*Instructions for the task*. Repeat every record below exactly as written.

(Saved entries)
◇ ◇ ◇ ◇ ◇

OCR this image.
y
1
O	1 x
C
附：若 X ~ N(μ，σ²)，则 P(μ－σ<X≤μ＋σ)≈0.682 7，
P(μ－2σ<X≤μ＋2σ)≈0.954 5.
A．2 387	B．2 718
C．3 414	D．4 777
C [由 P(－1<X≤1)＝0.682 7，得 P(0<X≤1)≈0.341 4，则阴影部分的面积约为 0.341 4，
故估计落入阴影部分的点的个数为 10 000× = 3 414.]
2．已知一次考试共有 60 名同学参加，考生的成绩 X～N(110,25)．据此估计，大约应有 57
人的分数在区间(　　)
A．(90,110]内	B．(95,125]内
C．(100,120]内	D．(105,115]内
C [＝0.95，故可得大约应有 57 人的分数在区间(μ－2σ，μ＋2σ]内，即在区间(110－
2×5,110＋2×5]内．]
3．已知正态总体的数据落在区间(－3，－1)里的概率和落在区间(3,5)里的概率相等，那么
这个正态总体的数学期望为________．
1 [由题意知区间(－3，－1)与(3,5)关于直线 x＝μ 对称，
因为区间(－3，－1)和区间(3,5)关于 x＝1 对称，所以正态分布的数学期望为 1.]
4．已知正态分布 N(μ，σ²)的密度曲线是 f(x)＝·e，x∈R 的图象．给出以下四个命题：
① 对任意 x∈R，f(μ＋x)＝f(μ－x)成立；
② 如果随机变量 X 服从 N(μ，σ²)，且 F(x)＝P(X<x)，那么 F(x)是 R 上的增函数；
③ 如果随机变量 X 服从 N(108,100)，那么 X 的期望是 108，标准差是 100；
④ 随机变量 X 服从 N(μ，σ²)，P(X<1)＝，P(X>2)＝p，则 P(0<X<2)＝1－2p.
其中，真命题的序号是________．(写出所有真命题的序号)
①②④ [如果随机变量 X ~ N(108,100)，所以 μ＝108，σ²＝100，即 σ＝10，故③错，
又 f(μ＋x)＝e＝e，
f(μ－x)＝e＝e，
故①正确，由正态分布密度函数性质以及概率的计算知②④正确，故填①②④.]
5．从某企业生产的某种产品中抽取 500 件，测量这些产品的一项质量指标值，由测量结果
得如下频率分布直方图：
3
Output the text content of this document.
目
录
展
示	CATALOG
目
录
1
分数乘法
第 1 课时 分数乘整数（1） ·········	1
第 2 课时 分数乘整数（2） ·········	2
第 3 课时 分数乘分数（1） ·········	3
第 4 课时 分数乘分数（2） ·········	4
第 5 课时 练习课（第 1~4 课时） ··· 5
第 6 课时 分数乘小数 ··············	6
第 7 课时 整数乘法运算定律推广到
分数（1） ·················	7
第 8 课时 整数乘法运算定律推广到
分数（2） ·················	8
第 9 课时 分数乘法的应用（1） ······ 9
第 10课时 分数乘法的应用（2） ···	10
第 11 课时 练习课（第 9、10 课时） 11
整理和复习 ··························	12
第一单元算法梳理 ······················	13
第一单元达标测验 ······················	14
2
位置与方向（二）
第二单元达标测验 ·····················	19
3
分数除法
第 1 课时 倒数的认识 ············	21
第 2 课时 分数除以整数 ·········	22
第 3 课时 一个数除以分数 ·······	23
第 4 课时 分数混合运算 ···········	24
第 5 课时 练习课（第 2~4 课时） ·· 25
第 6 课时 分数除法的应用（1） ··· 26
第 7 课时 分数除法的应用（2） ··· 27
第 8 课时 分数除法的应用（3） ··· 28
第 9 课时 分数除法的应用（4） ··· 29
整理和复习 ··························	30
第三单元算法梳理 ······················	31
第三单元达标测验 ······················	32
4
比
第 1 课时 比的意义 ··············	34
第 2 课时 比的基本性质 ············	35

◇ ◇ ◇ ◇ ◇

*Result of this task*.
OCR this image.
y
1
O	1 x
C
附：若 X ~ N(μ，σ²)，则 P(μ－σ<X≤μ＋σ)≈0.682 7，
P(μ－2σ<X≤μ＋2σ)≈0.954 5.
A．2 387	B．2 718
C．3 414	D．4 777
C [由 P(－1<X≤1)＝0.682 7，得 P(0<X≤1)≈0.341 4，则阴影部分的面积约为 0.341 4，
故估计落入阴影部分的点的个数为 10 000× = 3 414.]
2．已知一次考试共有 60 名同学参加，考生的成绩 X～N(110,25)．据此估计，大约应有 57
人的分数在区间(　　)
A．(90,110]内	B．(95,125]内
C．(100,120]内	D．(105,115]内
C [＝0.95，故可得大约应有 57 人的分数在区间(μ－2σ，μ＋2σ]内，即在区间(110－
2×5,110＋2×5]内．]
3．已知正态总体的数据落在区间(－3，－1)里的概率和落在区间(3,5)里的概率相等，那么
这个正态总体的数学期望为________．
1 [由题意知区间(－3，－1)与(3,5)关于直线 x＝μ 对称，
因为区间(－3，－1)和区间(3,5)关于 x＝1 对称，所以正态分布的数学期望为 1.]
4．已知正态分布 N(μ，σ²)的密度曲线是 f(x)＝·e，x∈R 的图象．给出以下四个命题：
① 对任意 x∈R，f(μ＋x)＝f(μ－x)成立；
② 如果随机变量 X 服从 N(μ，σ²)，且 F(x)＝P(X<x)，那么 F(x)是 R 上的增函数；
③ 如果随机变量 X 服从 N(108,100)，那么 X 的期望是 108，标准差是 100；
④ 随机变量 X 服从 N(μ，σ²)，P(X<1)＝，P(X>2)＝p，则 P(0<X<2)＝1－2p.
其中，真命题的序号是________．(写出所有真命题的序号)
①②④ [如果随机变量 X ~ N(108,100)，所以 μ＝108，σ²＝100，即 σ＝10，故③错，
又 f(μ＋x)＝e＝e，
f(μ－x)＝e＝e，
故①正确，由正态分布密度函数性质以及概率的计算知②④正确，故填①②④.]
5．从某企业生产的某种产品中抽取 500 件，测量这些产品的一项质量指标值，由测量结果
得如下频率分布直方图：
3
Output the text content of this document.
目
录
展
示	CATALOG
目
录
1
分数乘法
第 1 课时 分数乘整数（1） ·········	1
第 2 课时 分数乘整数（2） ·········	2
第 3 课时 分数乘分数（1） ·········	3
第 4 课时 分数乘分数（2） ·········	4
第 5 课时 练习课（第 1~4 课时） ··· 5
第 6 课时 分数乘小数 ··············	6
第 7 课时 整数乘法运算定律推广到
分数（1） ·················	7
第 8 课时 整数乘法运算定律推广到
分数（2） ·················	8
第 9 课时 分数乘法的应用（1） ······ 9
第 10课时 分数乘法的应用（2） ···	10
第 11 课时 练习课（第 9、10 课时） 11
整理和复习 ··························	12
第一单元算法梳理 ······················	13
第一单元达标测验 ······················	14
2
位置与方向（二）
第二单元达标测验 ·····················	19
3
分数除法
第 1 课时 倒数的认识 ············	21
第 2 课时 分数除以整数 ·········	22
第 3 课时 一个数除以分数 ·······	23
第 4 课时 分数混合运算 ···········	24
第 5 课时 练习课（第 2~4 课时） ·· 25
第 6 课时 分数除法的应用（1） ··· 26
第 7 课时 分数除法的应用（2） ··· 27
第 8 课时 分数除法的应用（3） ··· 28
第 9 课时 分数除法的应用（4） ··· 29
整理和复习 ··························	30
第三单元算法梳理 ······················	31
第三单元达标测验 ······················	32
4
比
第 1 课时 比的意义 ··············	34
第 2 课时 比的基本性质 ············	35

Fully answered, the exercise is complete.